The data below must be copied in full and without any change.

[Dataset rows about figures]
※

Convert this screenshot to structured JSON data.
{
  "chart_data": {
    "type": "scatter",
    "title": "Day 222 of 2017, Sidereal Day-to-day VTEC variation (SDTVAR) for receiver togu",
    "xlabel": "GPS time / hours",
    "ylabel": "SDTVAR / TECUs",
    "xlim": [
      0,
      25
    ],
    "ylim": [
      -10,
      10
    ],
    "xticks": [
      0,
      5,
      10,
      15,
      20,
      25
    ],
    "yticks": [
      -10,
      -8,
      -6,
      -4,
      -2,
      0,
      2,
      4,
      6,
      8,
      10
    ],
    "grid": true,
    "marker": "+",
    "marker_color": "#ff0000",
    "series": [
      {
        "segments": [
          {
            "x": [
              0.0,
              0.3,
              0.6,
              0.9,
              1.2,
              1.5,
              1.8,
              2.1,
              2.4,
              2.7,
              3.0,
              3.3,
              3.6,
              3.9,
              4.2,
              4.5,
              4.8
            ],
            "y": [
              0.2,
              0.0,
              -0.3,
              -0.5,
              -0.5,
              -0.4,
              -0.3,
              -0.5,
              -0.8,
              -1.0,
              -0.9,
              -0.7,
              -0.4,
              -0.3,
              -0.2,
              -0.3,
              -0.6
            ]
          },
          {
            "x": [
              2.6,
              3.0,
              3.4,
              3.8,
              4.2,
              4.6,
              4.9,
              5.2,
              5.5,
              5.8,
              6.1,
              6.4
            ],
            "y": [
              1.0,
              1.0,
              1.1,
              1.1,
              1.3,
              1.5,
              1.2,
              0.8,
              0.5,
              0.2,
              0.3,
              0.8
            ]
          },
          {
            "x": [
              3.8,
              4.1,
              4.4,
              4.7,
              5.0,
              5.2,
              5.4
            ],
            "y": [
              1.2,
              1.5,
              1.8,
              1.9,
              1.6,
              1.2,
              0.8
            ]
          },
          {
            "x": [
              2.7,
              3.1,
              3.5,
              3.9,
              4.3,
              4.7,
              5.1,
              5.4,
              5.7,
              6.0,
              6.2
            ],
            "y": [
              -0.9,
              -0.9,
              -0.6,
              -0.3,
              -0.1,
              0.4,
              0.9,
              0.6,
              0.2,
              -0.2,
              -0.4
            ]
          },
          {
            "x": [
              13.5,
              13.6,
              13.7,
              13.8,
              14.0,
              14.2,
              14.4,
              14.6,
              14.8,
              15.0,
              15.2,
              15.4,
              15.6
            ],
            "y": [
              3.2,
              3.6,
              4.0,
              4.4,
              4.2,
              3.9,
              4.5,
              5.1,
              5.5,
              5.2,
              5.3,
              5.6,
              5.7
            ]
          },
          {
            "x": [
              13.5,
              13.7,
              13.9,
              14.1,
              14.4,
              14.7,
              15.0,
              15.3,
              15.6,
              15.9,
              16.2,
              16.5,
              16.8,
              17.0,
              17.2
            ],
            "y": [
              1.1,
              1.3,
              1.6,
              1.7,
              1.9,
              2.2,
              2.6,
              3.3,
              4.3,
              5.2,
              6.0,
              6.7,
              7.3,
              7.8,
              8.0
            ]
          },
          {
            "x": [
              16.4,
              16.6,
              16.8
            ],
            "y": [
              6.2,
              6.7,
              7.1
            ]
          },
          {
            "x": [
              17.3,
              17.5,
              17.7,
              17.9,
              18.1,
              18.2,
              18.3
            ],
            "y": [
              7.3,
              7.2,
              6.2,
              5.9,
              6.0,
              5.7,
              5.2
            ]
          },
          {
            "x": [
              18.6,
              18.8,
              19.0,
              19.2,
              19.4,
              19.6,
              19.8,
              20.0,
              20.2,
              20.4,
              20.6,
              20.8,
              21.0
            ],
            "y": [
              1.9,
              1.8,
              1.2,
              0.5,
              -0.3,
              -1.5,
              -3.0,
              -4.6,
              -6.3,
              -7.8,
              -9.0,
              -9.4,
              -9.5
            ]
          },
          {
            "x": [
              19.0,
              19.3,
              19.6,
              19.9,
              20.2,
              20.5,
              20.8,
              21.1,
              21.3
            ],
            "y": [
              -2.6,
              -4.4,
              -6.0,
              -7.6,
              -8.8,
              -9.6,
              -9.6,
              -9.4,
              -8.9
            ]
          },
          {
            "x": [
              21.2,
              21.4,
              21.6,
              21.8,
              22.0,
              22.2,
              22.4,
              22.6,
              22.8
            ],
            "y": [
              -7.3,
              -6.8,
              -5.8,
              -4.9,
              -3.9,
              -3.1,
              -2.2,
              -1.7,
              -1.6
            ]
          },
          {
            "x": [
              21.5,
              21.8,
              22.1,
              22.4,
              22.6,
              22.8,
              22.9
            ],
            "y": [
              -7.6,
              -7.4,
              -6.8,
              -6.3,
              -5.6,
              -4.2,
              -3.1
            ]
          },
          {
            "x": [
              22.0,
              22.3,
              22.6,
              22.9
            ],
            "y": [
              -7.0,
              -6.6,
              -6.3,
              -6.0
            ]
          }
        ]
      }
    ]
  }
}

※

*Expected answer*
Convert this screenshot to structured JSON data.
{
  "chart_data": {
    "type": "scatter",
    "title": "Day 222 of 2017, Sidereal Day-to-day VTEC variation (SDTVAR) for receiver togu",
    "xlabel": "GPS time / hours",
    "ylabel": "SDTVAR / TECUs",
    "xlim": [
      0,
      25
    ],
    "ylim": [
      -10,
      10
    ],
    "xticks": [
      0,
      5,
      10,
      15,
      20,
      25
    ],
    "yticks": [
      -10,
      -8,
      -6,
      -4,
      -2,
      0,
      2,
      4,
      6,
      8,
      10
    ],
    "grid": true,
    "marker": "+",
    "marker_color": "#ff0000",
    "series": [
      {
        "segments": [
          {
            "x": [
              0.0,
              0.3,
              0.6,
              0.9,
              1.2,
              1.5,
              1.8,
              2.1,
              2.4,
              2.7,
              3.0,
              3.3,
              3.6,
              3.9,
              4.2,
              4.5,
              4.8
            ],
            "y": [
              0.2,
              0.0,
              -0.3,
              -0.5,
              -0.5,
              -0.4,
              -0.3,
              -0.5,
              -0.8,
              -1.0,
              -0.9,
              -0.7,
              -0.4,
              -0.3,
              -0.2,
              -0.3,
              -0.6
            ]
          },
          {
            "x": [
              2.6,
              3.0,
              3.4,
              3.8,
              4.2,
              4.6,
              4.9,
              5.2,
              5.5,
              5.8,
              6.1,
              6.4
            ],
            "y": [
              1.0,
              1.0,
              1.1,
              1.1,
              1.3,
              1.5,
              1.2,
              0.8,
              0.5,
              0.2,
              0.3,
              0.8
            ]
          },
          {
            "x": [
              3.8,
              4.1,
              4.4,
              4.7,
              5.0,
              5.2,
              5.4
            ],
            "y": [
              1.2,
              1.5,
              1.8,
              1.9,
              1.6,
              1.2,
              0.8
            ]
          },
          {
            "x": [
              2.7,
              3.1,
              3.5,
              3.9,
              4.3,
              4.7,
              5.1,
              5.4,
              5.7,
              6.0,
              6.2
            ],
            "y": [
              -0.9,
              -0.9,
              -0.6,
              -0.3,
              -0.1,
              0.4,
              0.9,
              0.6,
              0.2,
              -0.2,
              -0.4
            ]
          },
          {
            "x": [
              13.5,
              13.6,
              13.7,
              13.8,
              14.0,
              14.2,
              14.4,
              14.6,
              14.8,
              15.0,
              15.2,
              15.4,
              15.6
            ],
            "y": [
              3.2,
              3.6,
              4.0,
              4.4,
              4.2,
              3.9,
              4.5,
              5.1,
              5.5,
              5.2,
              5.3,
              5.6,
              5.7
            ]
          },
          {
            "x": [
              13.5,
              13.7,
              13.9,
              14.1,
              14.4,
              14.7,
              15.0,
              15.3,
              15.6,
              15.9,
              16.2,
              16.5,
              16.8,
              17.0,
              17.2
            ],
            "y": [
              1.1,
              1.3,
              1.6,
              1.7,
              1.9,
              2.2,
              2.6,
              3.3,
              4.3,
              5.2,
              6.0,
              6.7,
              7.3,
              7.8,
              8.0
            ]
          },
          {
            "x": [
              16.4,
              16.6,
              16.8
            ],
            "y": [
              6.2,
              6.7,
              7.1
            ]
          },
          {
            "x": [
              17.3,
              17.5,
              17.7,
              17.9,
              18.1,
              18.2,
              18.3
            ],
            "y": [
              7.3,
              7.2,
              6.2,
              5.9,
              6.0,
              5.7,
              5.2
            ]
          },
          {
            "x": [
              18.6,
              18.8,
              19.0,
              19.2,
              19.4,
              19.6,
              19.8,
              20.0,
              20.2,
              20.4,
              20.6,
              20.8,
              21.0
            ],
            "y": [
              1.9,
              1.8,
              1.2,
              0.5,
              -0.3,
              -1.5,
              -3.0,
              -4.6,
              -6.3,
              -7.8,
              -9.0,
              -9.4,
              -9.5
            ]
          },
          {
            "x": [
              19.0,
              19.3,
              19.6,
              19.9,
              20.2,
              20.5,
              20.8,
              21.1,
              21.3
            ],
            "y": [
              -2.6,
              -4.4,
              -6.0,
              -7.6,
              -8.8,
              -9.6,
              -9.6,
              -9.4,
              -8.9
            ]
          },
          {
            "x": [
              21.2,
              21.4,
              21.6,
              21.8,
              22.0,
              22.2,
              22.4,
              22.6,
              22.8
            ],
            "y": [
              -7.3,
              -6.8,
              -5.8,
              -4.9,
              -3.9,
              -3.1,
              -2.2,
              -1.7,
              -1.6
            ]
          },
          {
            "x": [
              21.5,
              21.8,
              22.1,
              22.4,
              22.6,
              22.8,
              22.9
            ],
            "y": [
              -7.6,
              -7.4,
              -6.8,
              -6.3,
              -5.6,
              -4.2,
              -3.1
            ]
          },
          {
            "x": [
              22.0,
              22.3,
              22.6,
              22.9
            ],
            "y": [
              -7.0,
              -6.6,
              -6.3,
              -6.0
            ]
          }
        ]
      }
    ]
  }
}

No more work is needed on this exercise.